> Exercise prompt:
When every entry has been read, print each one back exactly.

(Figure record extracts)
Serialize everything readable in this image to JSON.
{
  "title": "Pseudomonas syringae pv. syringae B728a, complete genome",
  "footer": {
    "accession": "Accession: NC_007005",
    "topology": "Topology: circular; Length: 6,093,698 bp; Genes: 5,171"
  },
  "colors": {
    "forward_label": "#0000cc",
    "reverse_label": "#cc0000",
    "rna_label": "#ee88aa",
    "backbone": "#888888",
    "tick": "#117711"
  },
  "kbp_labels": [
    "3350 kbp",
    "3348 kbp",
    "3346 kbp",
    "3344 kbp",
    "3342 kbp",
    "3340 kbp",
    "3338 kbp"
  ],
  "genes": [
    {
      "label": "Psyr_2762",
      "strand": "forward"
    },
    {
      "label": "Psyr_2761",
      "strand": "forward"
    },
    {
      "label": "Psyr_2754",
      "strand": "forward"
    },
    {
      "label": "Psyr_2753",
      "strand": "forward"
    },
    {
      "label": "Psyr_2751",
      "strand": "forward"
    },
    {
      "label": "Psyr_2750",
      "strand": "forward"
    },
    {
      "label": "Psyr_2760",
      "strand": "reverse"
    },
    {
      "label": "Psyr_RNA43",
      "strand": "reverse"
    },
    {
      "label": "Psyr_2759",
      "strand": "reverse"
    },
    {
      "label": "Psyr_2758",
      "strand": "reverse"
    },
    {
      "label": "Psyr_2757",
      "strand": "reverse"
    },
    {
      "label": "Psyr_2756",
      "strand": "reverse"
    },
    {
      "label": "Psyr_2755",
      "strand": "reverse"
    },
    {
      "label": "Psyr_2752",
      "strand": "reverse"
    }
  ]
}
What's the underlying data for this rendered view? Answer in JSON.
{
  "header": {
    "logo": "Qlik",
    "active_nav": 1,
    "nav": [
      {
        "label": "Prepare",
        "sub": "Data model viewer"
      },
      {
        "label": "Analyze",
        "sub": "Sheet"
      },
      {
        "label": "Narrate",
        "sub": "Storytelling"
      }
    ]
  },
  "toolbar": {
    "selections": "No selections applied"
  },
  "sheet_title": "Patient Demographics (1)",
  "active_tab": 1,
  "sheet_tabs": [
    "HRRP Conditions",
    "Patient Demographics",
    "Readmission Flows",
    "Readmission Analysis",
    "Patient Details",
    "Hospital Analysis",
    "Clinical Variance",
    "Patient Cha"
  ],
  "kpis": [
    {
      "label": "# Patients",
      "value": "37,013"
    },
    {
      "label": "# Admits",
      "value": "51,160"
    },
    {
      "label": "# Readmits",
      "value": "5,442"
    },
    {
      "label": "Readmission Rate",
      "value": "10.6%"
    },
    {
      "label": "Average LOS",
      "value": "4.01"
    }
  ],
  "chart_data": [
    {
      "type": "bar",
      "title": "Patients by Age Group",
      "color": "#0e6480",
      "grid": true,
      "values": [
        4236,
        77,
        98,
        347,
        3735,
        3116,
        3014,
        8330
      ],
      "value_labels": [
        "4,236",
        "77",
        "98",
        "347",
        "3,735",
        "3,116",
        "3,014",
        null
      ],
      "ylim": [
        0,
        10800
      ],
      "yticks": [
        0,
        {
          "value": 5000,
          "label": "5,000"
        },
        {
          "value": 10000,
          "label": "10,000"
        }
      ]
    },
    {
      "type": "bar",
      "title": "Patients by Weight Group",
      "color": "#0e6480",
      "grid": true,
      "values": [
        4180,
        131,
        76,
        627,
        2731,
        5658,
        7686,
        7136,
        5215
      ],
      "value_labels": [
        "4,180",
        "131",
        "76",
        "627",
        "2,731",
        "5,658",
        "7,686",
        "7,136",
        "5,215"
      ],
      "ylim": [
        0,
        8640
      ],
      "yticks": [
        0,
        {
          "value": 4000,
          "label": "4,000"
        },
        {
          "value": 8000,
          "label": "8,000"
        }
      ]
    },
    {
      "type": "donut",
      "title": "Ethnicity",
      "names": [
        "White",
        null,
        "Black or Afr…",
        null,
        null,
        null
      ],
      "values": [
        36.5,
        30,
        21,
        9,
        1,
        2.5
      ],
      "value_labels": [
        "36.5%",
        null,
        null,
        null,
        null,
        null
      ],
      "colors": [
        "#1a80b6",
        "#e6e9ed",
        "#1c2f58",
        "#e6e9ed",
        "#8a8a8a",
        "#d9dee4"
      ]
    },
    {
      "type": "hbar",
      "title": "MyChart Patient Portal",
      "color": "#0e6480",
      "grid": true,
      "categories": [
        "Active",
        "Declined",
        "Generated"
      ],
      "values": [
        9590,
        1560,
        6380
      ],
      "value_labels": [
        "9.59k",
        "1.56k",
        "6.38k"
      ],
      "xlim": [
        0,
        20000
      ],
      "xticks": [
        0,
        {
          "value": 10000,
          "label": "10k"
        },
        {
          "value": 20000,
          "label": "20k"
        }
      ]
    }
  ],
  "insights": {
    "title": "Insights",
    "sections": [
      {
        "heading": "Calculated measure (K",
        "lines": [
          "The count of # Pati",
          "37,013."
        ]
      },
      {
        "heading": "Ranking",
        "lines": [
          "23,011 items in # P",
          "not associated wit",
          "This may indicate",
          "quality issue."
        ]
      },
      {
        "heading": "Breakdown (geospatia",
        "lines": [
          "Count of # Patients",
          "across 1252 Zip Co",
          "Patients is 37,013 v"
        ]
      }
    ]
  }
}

> Answer to the exercise:
Serialize everything readable in this image to JSON.
{
  "title": "Pseudomonas syringae pv. syringae B728a, complete genome",
  "footer": {
    "accession": "Accession: NC_007005",
    "topology": "Topology: circular; Length: 6,093,698 bp; Genes: 5,171"
  },
  "colors": {
    "forward_label": "#0000cc",
    "reverse_label": "#cc0000",
    "rna_label": "#ee88aa",
    "backbone": "#888888",
    "tick": "#117711"
  },
  "kbp_labels": [
    "3350 kbp",
    "3348 kbp",
    "3346 kbp",
    "3344 kbp",
    "3342 kbp",
    "3340 kbp",
    "3338 kbp"
  ],
  "genes": [
    {
      "label": "Psyr_2762",
      "strand": "forward"
    },
    {
      "label": "Psyr_2761",
      "strand": "forward"
    },
    {
      "label": "Psyr_2754",
      "strand": "forward"
    },
    {
      "label": "Psyr_2753",
      "strand": "forward"
    },
    {
      "label": "Psyr_2751",
      "strand": "forward"
    },
    {
      "label": "Psyr_2750",
      "strand": "forward"
    },
    {
      "label": "Psyr_2760",
      "strand": "reverse"
    },
    {
      "label": "Psyr_RNA43",
      "strand": "reverse"
    },
    {
      "label": "Psyr_2759",
      "strand": "reverse"
    },
    {
      "label": "Psyr_2758",
      "strand": "reverse"
    },
    {
      "label": "Psyr_2757",
      "strand": "reverse"
    },
    {
      "label": "Psyr_2756",
      "strand": "reverse"
    },
    {
      "label": "Psyr_2755",
      "strand": "reverse"
    },
    {
      "label": "Psyr_2752",
      "strand": "reverse"
    }
  ]
}
What's the underlying data for this rendered view? Answer in JSON.
{
  "header": {
    "logo": "Qlik",
    "active_nav": 1,
    "nav": [
      {
        "label": "Prepare",
        "sub": "Data model viewer"
      },
      {
        "label": "Analyze",
        "sub": "Sheet"
      },
      {
        "label": "Narrate",
        "sub": "Storytelling"
      }
    ]
  },
  "toolbar": {
    "selections": "No selections applied"
  },
  "sheet_title": "Patient Demographics (1)",
  "active_tab": 1,
  "sheet_tabs": [
    "HRRP Conditions",
    "Patient Demographics",
    "Readmission Flows",
    "Readmission Analysis",
    "Patient Details",
    "Hospital Analysis",
    "Clinical Variance",
    "Patient Cha"
  ],
  "kpis": [
    {
      "label": "# Patients",
      "value": "37,013"
    },
    {
      "label": "# Admits",
      "value": "51,160"
    },
    {
      "label": "# Readmits",
      "value": "5,442"
    },
    {
      "label": "Readmission Rate",
      "value": "10.6%"
    },
    {
      "label": "Average LOS",
      "value": "4.01"
    }
  ],
  "chart_data": [
    {
      "type": "bar",
      "title": "Patients by Age Group",
      "color": "#0e6480",
      "grid": true,
      "values": [
        4236,
        77,
        98,
        347,
        3735,
        3116,
        3014,
        8330
      ],
      "value_labels": [
        "4,236",
        "77",
        "98",
        "347",
        "3,735",
        "3,116",
        "3,014",
        null
      ],
      "ylim": [
        0,
        10800
      ],
      "yticks": [
        0,
        {
          "value": 5000,
          "label": "5,000"
        },
        {
          "value": 10000,
          "label": "10,000"
        }
      ]
    },
    {
      "type": "bar",
      "title": "Patients by Weight Group",
      "color": "#0e6480",
      "grid": true,
      "values": [
        4180,
        131,
        76,
        627,
        2731,
        5658,
        7686,
        7136,
        5215
      ],
      "value_labels": [
        "4,180",
        "131",
        "76",
        "627",
        "2,731",
        "5,658",
        "7,686",
        "7,136",
        "5,215"
      ],
      "ylim": [
        0,
        8640
      ],
      "yticks": [
        0,
        {
          "value": 4000,
          "label": "4,000"
        },
        {
          "value": 8000,
          "label": "8,000"
        }
      ]
    },
    {
      "type": "donut",
      "title": "Ethnicity",
      "names": [
        "White",
        null,
        "Black or Afr…",
        null,
        null,
        null
      ],
      "values": [
        36.5,
        30,
        21,
        9,
        1,
        2.5
      ],
      "value_labels": [
        "36.5%",
        null,
        null,
        null,
        null,
        null
      ],
      "colors": [
        "#1a80b6",
        "#e6e9ed",
        "#1c2f58",
        "#e6e9ed",
        "#8a8a8a",
        "#d9dee4"
      ]
    },
    {
      "type": "hbar",
      "title": "MyChart Patient Portal",
      "color": "#0e6480",
      "grid": true,
      "categories": [
        "Active",
        "Declined",
        "Generated"
      ],
      "values": [
        9590,
        1560,
        6380
      ],
      "value_labels": [
        "9.59k",
        "1.56k",
        "6.38k"
      ],
      "xlim": [
        0,
        20000
      ],
      "xticks": [
        0,
        {
          "value": 10000,
          "label": "10k"
        },
        {
          "value": 20000,
          "label": "20k"
        }
      ]
    }
  ],
  "insights": {
    "title": "Insights",
    "sections": [
      {
        "heading": "Calculated measure (K",
        "lines": [
          "The count of # Pati",
          "37,013."
        ]
      },
      {
        "heading": "Ranking",
        "lines": [
          "23,011 items in # P",
          "not associated wit",
          "This may indicate",
          "quality issue."
        ]
      },
      {
        "heading": "Breakdown (geospatia",
        "lines": [
          "Count of # Patients",
          "across 1252 Zip Co",
          "Patients is 37,013 v"
        ]
      }
    ]
  }
}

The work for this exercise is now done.